Énoncé:
À partir de l'extrait ci-dessous sur la distinction entre hôtel et résidence de tourisme, répondez aux points suivants :
(a) De quelle date est le jugement du Tribunal judiciaire de Paris ?
(b) Quel article du Code du tourisme concerne l'hôtel de tourisme ?
(c) Quel est le principal critère de distinction entre la résidence de tourisme et l'hôtel ?

Extrait du document:
Hôtel et résidence hôtelière, le méli-mélo enfin démêlé ?

La 18ème chambre - 1ère section du Tribunal judiciaire de Paris vient de se prononcer sur un sujet qui intéressera les praticiens des baux commerciaux et plus spécialement ceux friands de dossiers se rapportant à l’hôtellerie.

Outre, le rappel sur l’absence de l’acquisition de la clause résolutoire pour non-paiement des intérêts légaux eu égard au principe de l’interprétation stricte de cette dernière, le jugement daté du 8 octobre 2024 a surtout pour mérite de trancher clairement la question du distinguo subtil entre l’activité de « résidence hôtelière » et celle d’« hôtel ».

Ces deux notions sont toutes les deux parfaitement réglementées par le Code du tourisme (article D. 321-1 du Code du tourisme s’agissant de la résidence de tourisme et article D. 311-4 du Code du tourisme concernant l’hôtel de tourisme) et si la différence de définition est ténue, il ne peut être soutenu, selon la juridiction parisienne, que ces activités sont équivalentes.

Au regard des dispositions légales susvisées, la juridiction opère la distinction suivante :

  • Concernant l’hôtel de tourisme, il peut offrir à la location des « chambres » ou des « appartements meublés ».

  • Concernant la résidence de tourisme : • elle offre des « locaux d’habitation meublés » ; • elle a l’obligation de proposer un minimum d’équipements et de services communs (obligation qui ne pèse pas sur les hôtels) ; • elle est en principe équipée de cuisines ou à tout le moins de coins-cuisine permettant aux clients de prendre des repas en autonomie ;

Le Tribunal rappelle en l’espèce que le principal critère de distinction entre la résidence de tourisme et l’hôtel est l'autonomie des personnes hébergées dans les résidences hôtelières (également dénommées para-hôtelières dont le préfixe grec « para » signifie « à coté de ») qui n’est pas le cas dans les hôtels.

Bloc de données:

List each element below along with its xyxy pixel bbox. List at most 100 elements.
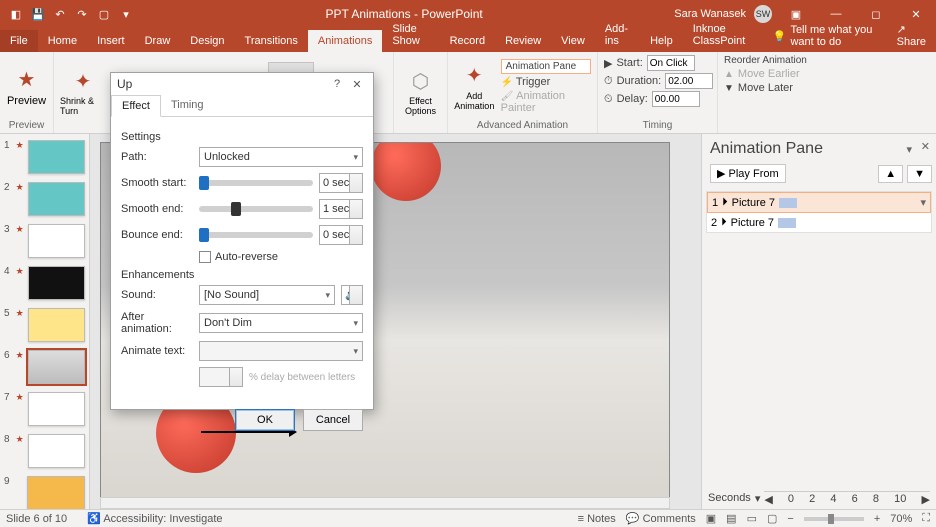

Corrigé:
(a) Le 8 octobre 2024.
(b) L'article D. 311-4 du Code du tourisme.
(c) L'autonomie des personnes hébergées dans les résidences hôtelières.